= Set problem =
Go through the listing and copy every line word for word.
=== Data to use ===
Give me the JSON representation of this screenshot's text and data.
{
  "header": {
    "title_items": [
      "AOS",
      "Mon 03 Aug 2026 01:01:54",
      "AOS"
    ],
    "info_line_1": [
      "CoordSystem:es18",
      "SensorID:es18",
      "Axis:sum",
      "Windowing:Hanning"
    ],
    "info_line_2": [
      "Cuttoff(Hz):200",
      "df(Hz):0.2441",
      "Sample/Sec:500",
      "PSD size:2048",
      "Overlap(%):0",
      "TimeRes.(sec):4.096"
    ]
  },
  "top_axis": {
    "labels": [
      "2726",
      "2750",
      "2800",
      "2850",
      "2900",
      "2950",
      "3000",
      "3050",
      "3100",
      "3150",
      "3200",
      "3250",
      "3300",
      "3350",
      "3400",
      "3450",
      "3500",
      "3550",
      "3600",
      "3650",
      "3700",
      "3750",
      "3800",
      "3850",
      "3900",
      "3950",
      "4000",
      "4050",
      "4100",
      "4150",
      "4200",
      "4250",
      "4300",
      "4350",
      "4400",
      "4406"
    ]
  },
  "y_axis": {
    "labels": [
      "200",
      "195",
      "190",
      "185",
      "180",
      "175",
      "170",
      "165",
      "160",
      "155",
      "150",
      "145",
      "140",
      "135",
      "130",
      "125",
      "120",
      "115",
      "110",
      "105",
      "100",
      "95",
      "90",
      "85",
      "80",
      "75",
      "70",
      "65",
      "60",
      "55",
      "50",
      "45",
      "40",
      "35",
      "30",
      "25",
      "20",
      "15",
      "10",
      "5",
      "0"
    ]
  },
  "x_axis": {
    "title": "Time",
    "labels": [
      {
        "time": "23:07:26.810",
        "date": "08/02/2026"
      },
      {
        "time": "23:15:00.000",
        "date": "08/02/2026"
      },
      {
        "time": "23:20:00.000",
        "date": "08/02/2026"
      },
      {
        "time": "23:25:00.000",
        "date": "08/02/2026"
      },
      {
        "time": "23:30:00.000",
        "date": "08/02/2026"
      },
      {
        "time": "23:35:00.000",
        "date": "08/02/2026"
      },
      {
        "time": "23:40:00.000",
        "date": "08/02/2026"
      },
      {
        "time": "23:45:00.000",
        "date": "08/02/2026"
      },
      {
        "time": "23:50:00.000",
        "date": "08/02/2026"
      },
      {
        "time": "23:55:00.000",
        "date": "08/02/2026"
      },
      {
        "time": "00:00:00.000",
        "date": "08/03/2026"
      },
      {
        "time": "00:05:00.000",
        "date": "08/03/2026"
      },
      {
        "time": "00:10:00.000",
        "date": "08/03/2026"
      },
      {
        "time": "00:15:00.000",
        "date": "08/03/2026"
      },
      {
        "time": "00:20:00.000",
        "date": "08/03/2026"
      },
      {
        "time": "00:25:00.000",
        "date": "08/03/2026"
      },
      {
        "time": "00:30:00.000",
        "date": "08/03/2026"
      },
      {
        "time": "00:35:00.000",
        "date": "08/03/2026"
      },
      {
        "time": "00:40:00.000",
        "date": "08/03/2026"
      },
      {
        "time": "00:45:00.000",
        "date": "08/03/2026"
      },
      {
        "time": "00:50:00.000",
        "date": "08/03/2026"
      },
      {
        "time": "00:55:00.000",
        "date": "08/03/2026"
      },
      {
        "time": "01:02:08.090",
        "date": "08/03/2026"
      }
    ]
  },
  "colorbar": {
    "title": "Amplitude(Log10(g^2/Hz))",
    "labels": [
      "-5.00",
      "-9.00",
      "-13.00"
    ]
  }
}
===
= Solution to this exercise =
Give me the JSON representation of this screenshot's text and data.
{
  "header": {
    "title_items": [
      "AOS",
      "Mon 03 Aug 2026 01:01:54",
      "AOS"
    ],
    "info_line_1": [
      "CoordSystem:es18",
      "SensorID:es18",
      "Axis:sum",
      "Windowing:Hanning"
    ],
    "info_line_2": [
      "Cuttoff(Hz):200",
      "df(Hz):0.2441",
      "Sample/Sec:500",
      "PSD size:2048",
      "Overlap(%):0",
      "TimeRes.(sec):4.096"
    ]
  },
  "top_axis": {
    "labels": [
      "2726",
      "2750",
      "2800",
      "2850",
      "2900",
      "2950",
      "3000",
      "3050",
      "3100",
      "3150",
      "3200",
      "3250",
      "3300",
      "3350",
      "3400",
      "3450",
      "3500",
      "3550",
      "3600",
      "3650",
      "3700",
      "3750",
      "3800",
      "3850",
      "3900",
      "3950",
      "4000",
      "4050",
      "4100",
      "4150",
      "4200",
      "4250",
      "4300",
      "4350",
      "4400",
      "4406"
    ]
  },
  "y_axis": {
    "labels": [
      "200",
      "195",
      "190",
      "185",
      "180",
      "175",
      "170",
      "165",
      "160",
      "155",
      "150",
      "145",
      "140",
      "135",
      "130",
      "125",
      "120",
      "115",
      "110",
      "105",
      "100",
      "95",
      "90",
      "85",
      "80",
      "75",
      "70",
      "65",
      "60",
      "55",
      "50",
      "45",
      "40",
      "35",
      "30",
      "25",
      "20",
      "15",
      "10",
      "5",
      "0"
    ]
  },
  "x_axis": {
    "title": "Time",
    "labels": [
      {
        "time": "23:07:26.810",
        "date": "08/02/2026"
      },
      {
        "time": "23:15:00.000",
        "date": "08/02/2026"
      },
      {
        "time": "23:20:00.000",
        "date": "08/02/2026"
      },
      {
        "time": "23:25:00.000",
        "date": "08/02/2026"
      },
      {
        "time": "23:30:00.000",
        "date": "08/02/2026"
      },
      {
        "time": "23:35:00.000",
        "date": "08/02/2026"
      },
      {
        "time": "23:40:00.000",
        "date": "08/02/2026"
      },
      {
        "time": "23:45:00.000",
        "date": "08/02/2026"
      },
      {
        "time": "23:50:00.000",
        "date": "08/02/2026"
      },
      {
        "time": "23:55:00.000",
        "date": "08/02/2026"
      },
      {
        "time": "00:00:00.000",
        "date": "08/03/2026"
      },
      {
        "time": "00:05:00.000",
        "date": "08/03/2026"
      },
      {
        "time": "00:10:00.000",
        "date": "08/03/2026"
      },
      {
        "time": "00:15:00.000",
        "date": "08/03/2026"
      },
      {
        "time": "00:20:00.000",
        "date": "08/03/2026"
      },
      {
        "time": "00:25:00.000",
        "date": "08/03/2026"
      },
      {
        "time": "00:30:00.000",
        "date": "08/03/2026"
      },
      {
        "time": "00:35:00.000",
        "date": "08/03/2026"
      },
      {
        "time": "00:40:00.000",
        "date": "08/03/2026"
      },
      {
        "time": "00:45:00.000",
        "date": "08/03/2026"
      },
      {
        "time": "00:50:00.000",
        "date": "08/03/2026"
      },
      {
        "time": "00:55:00.000",
        "date": "08/03/2026"
      },
      {
        "time": "01:02:08.090",
        "date": "08/03/2026"
      }
    ]
  },
  "colorbar": {
    "title": "Amplitude(Log10(g^2/Hz))",
    "labels": [
      "-5.00",
      "-9.00",
      "-13.00"
    ]
  }
}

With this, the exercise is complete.